[Work instructions] Copy every line of the records that includes the word "Number".

[Source material]
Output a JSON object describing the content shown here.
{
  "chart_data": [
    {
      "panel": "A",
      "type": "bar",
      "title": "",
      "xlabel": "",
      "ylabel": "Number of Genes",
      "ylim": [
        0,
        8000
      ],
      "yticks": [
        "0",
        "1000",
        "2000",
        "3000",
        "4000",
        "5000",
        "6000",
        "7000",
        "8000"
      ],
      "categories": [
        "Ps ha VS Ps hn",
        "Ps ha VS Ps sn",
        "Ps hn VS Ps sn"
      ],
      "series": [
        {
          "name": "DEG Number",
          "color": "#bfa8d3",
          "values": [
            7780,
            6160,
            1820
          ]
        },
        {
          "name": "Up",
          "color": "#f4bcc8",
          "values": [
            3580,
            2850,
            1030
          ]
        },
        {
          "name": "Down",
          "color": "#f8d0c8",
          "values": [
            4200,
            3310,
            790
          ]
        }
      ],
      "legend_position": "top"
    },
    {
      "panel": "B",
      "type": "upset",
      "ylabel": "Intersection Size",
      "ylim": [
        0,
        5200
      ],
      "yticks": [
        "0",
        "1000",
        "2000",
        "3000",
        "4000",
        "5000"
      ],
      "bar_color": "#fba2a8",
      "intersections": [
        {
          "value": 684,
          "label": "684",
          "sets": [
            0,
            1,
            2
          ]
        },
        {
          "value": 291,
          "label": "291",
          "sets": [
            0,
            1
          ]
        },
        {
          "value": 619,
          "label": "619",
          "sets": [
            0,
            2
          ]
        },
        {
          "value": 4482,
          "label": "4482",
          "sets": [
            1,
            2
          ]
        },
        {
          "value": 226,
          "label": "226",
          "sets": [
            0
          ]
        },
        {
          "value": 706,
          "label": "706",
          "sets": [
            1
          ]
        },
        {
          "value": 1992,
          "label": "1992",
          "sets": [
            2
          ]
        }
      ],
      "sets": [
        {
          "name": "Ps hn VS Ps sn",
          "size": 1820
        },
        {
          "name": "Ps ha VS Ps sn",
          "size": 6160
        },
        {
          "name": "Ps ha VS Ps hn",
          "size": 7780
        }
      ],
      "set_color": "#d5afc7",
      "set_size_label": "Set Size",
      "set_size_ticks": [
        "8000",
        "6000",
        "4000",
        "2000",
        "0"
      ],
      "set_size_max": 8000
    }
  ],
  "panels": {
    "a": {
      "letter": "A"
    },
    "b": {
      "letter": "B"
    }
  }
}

[The completed task]
      "ylabel": "Number of Genes",
          "name": "DEG Number",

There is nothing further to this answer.